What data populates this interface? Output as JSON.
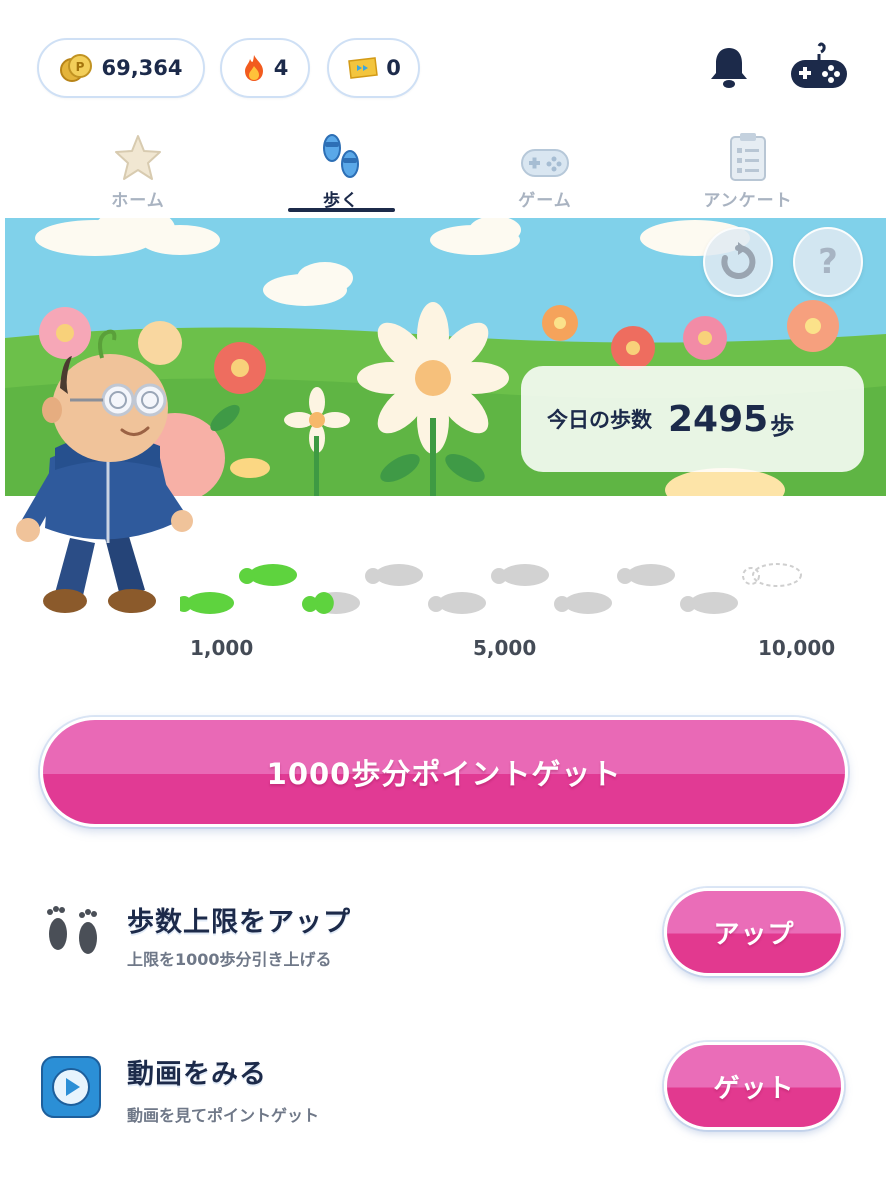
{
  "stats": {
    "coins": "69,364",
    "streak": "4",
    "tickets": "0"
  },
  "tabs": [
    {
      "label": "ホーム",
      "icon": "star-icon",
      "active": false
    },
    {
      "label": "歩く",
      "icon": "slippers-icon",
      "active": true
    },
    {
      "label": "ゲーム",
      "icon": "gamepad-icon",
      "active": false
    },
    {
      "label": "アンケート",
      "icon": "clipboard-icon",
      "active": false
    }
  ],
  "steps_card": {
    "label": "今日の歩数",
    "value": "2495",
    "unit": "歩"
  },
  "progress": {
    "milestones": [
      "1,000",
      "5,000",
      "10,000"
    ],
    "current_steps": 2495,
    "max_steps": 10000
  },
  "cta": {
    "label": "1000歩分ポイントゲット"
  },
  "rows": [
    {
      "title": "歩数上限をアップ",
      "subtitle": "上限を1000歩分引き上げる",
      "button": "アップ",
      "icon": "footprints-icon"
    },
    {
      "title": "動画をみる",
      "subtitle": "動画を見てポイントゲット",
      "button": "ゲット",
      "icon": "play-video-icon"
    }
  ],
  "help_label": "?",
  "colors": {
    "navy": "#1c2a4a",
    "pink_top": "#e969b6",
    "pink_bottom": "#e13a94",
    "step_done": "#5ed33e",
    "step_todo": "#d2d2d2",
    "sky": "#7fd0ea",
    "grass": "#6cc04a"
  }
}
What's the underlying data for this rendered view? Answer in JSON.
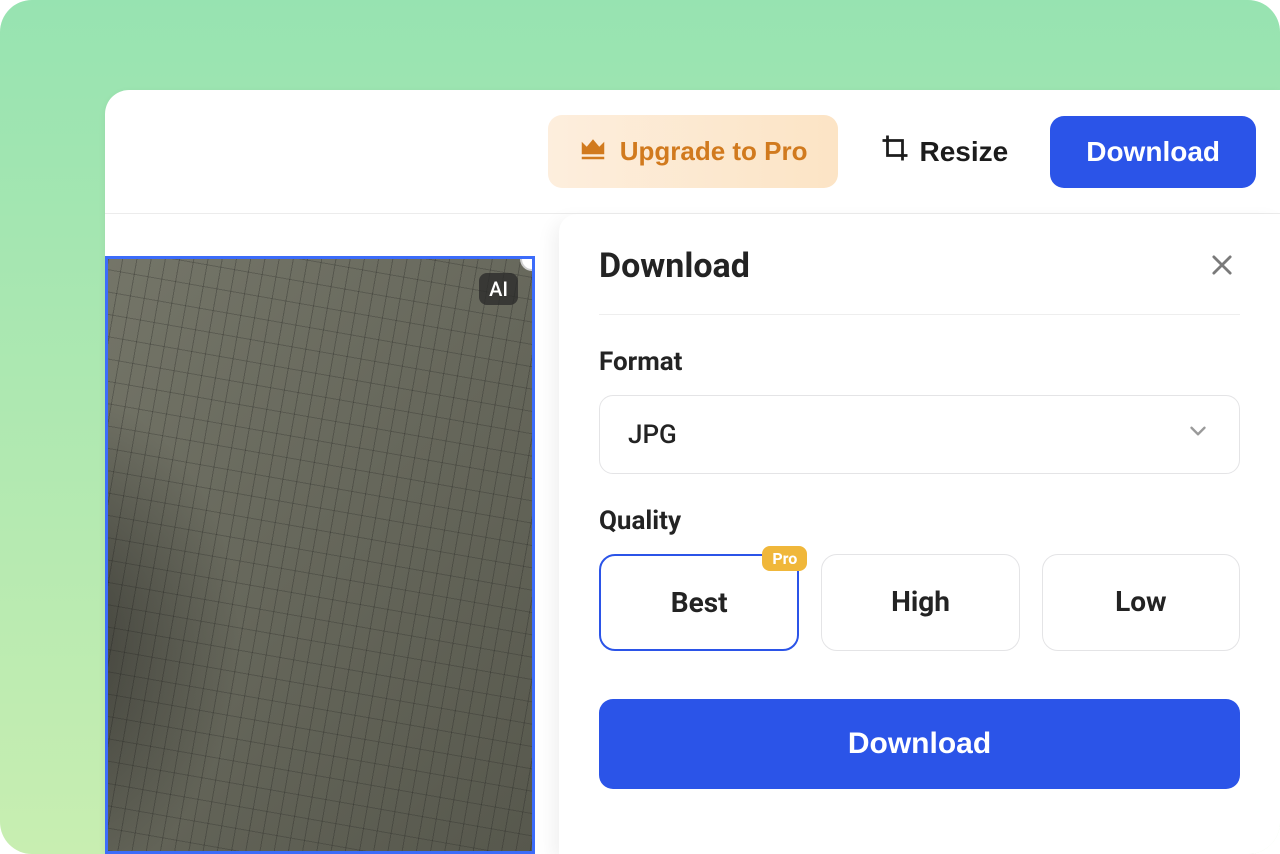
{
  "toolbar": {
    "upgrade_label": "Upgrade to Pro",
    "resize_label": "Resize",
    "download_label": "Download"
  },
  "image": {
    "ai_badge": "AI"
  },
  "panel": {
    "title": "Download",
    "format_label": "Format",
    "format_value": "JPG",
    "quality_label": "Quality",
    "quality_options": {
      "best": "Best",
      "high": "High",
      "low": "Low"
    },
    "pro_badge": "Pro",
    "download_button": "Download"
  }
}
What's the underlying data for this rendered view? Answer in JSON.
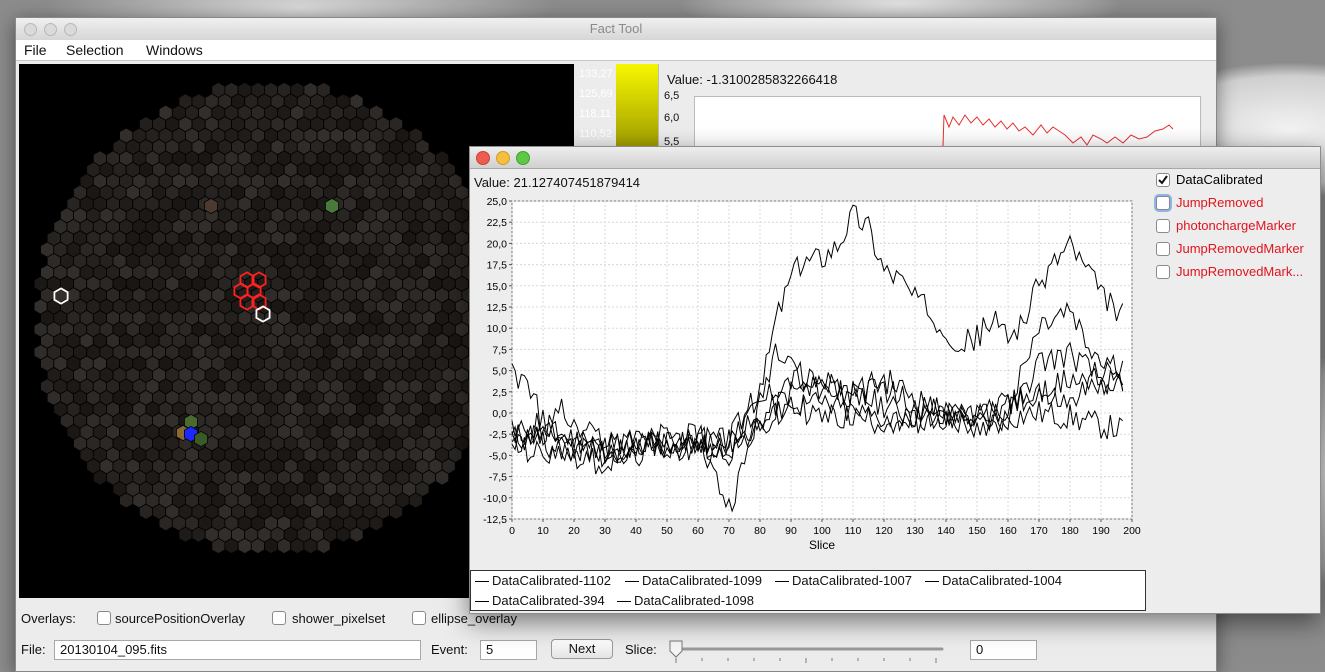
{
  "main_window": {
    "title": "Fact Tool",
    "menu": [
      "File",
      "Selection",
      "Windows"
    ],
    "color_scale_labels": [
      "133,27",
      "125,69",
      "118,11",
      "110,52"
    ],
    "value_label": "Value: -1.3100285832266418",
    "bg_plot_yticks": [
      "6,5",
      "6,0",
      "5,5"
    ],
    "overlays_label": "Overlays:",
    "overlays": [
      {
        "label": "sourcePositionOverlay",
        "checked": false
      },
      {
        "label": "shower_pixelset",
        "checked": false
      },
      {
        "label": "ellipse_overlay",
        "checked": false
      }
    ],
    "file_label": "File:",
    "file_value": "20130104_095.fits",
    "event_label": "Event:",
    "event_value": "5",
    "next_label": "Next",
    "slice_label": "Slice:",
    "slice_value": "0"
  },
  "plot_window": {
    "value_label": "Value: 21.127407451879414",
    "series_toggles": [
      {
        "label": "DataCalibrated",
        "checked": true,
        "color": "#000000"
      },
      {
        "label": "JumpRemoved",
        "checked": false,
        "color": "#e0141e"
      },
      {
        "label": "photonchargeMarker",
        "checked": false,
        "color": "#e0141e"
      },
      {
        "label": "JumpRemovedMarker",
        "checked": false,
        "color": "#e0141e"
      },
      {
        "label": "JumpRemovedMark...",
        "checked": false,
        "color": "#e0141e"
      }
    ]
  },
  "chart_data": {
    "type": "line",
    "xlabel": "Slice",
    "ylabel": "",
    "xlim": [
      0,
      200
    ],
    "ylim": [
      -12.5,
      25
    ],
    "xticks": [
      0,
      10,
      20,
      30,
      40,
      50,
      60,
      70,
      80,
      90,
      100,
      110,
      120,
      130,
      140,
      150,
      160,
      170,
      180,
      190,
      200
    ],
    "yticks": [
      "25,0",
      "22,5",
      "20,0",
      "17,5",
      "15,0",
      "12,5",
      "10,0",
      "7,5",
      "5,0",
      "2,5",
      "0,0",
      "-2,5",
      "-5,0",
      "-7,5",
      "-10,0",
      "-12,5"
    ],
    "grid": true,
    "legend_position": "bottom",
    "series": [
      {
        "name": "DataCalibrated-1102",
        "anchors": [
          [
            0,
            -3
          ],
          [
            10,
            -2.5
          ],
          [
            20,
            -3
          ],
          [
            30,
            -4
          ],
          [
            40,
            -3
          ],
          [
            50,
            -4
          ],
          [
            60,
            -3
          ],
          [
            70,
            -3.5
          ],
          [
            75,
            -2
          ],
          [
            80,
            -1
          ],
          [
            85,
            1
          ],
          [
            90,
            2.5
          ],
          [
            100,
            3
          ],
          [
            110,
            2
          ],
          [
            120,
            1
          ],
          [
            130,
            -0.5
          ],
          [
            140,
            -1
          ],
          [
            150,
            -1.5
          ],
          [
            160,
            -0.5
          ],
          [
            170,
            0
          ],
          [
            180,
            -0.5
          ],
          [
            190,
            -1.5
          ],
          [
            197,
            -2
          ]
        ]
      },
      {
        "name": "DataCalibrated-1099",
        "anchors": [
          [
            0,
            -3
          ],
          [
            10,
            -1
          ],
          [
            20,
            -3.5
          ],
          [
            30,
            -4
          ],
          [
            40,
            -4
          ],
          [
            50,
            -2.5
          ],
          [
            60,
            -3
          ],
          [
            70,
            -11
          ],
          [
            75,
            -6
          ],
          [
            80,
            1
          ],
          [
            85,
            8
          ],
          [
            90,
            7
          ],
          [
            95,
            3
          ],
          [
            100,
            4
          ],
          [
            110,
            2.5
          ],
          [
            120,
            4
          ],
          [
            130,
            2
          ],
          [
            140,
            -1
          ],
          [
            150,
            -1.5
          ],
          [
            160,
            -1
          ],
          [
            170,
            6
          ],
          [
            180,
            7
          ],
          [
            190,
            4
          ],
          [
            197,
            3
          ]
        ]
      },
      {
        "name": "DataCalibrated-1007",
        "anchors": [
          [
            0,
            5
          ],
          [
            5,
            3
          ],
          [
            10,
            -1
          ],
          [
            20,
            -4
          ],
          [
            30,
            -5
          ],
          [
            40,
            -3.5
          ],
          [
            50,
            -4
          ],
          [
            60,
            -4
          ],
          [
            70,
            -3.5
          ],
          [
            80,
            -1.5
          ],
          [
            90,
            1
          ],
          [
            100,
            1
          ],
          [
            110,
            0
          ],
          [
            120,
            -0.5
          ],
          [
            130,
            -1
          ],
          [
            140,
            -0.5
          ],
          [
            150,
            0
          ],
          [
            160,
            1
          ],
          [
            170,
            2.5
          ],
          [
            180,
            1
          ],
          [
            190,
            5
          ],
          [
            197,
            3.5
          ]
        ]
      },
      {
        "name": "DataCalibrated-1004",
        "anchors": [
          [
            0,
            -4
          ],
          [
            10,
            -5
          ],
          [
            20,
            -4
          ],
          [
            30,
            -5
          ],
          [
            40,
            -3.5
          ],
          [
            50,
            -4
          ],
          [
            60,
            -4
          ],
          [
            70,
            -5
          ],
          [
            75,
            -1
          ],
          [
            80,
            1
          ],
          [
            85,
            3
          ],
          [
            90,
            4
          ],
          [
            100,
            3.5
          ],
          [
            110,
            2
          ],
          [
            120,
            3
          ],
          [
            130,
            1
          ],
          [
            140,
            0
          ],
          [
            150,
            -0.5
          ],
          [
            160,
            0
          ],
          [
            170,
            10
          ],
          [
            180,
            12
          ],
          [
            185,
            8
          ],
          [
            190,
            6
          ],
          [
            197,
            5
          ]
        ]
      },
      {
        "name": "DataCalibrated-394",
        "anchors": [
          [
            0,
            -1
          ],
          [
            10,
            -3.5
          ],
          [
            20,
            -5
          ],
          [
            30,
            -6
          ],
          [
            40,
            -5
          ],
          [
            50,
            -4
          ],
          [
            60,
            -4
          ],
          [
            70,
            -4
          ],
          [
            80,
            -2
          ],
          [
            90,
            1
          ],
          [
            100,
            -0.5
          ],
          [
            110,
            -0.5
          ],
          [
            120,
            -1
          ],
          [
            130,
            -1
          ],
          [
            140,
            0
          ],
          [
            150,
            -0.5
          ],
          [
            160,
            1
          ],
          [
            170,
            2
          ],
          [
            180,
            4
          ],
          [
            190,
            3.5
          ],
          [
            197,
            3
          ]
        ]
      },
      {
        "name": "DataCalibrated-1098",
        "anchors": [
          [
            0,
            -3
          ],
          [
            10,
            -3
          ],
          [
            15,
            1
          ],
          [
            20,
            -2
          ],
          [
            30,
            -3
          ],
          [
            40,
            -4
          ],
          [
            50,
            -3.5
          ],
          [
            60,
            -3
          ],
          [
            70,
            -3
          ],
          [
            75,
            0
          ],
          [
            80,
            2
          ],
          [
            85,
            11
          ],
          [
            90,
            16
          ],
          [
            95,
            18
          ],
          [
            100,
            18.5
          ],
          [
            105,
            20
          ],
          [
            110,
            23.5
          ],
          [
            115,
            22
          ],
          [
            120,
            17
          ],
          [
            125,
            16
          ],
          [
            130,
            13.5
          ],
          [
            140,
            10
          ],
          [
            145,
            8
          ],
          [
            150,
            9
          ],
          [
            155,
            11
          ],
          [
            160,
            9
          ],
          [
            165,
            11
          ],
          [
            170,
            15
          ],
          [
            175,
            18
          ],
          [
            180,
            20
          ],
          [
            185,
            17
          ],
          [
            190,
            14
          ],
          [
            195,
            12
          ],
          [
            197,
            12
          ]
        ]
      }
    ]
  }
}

▬▬▬▬▬▬▬▬▬▬

- **WHAT IS NEEDED**: Working from the entries above, return all lines that contain "name".

- **RESPONSE FOR THIS EXERCISE**:
        "name": "DataCalibrated-1102",
        "name": "DataCalibrated-1099",
        "name": "DataCalibrated-1007",
        "name": "DataCalibrated-1004",
        "name": "DataCalibrated-394",
        "name": "DataCalibrated-1098",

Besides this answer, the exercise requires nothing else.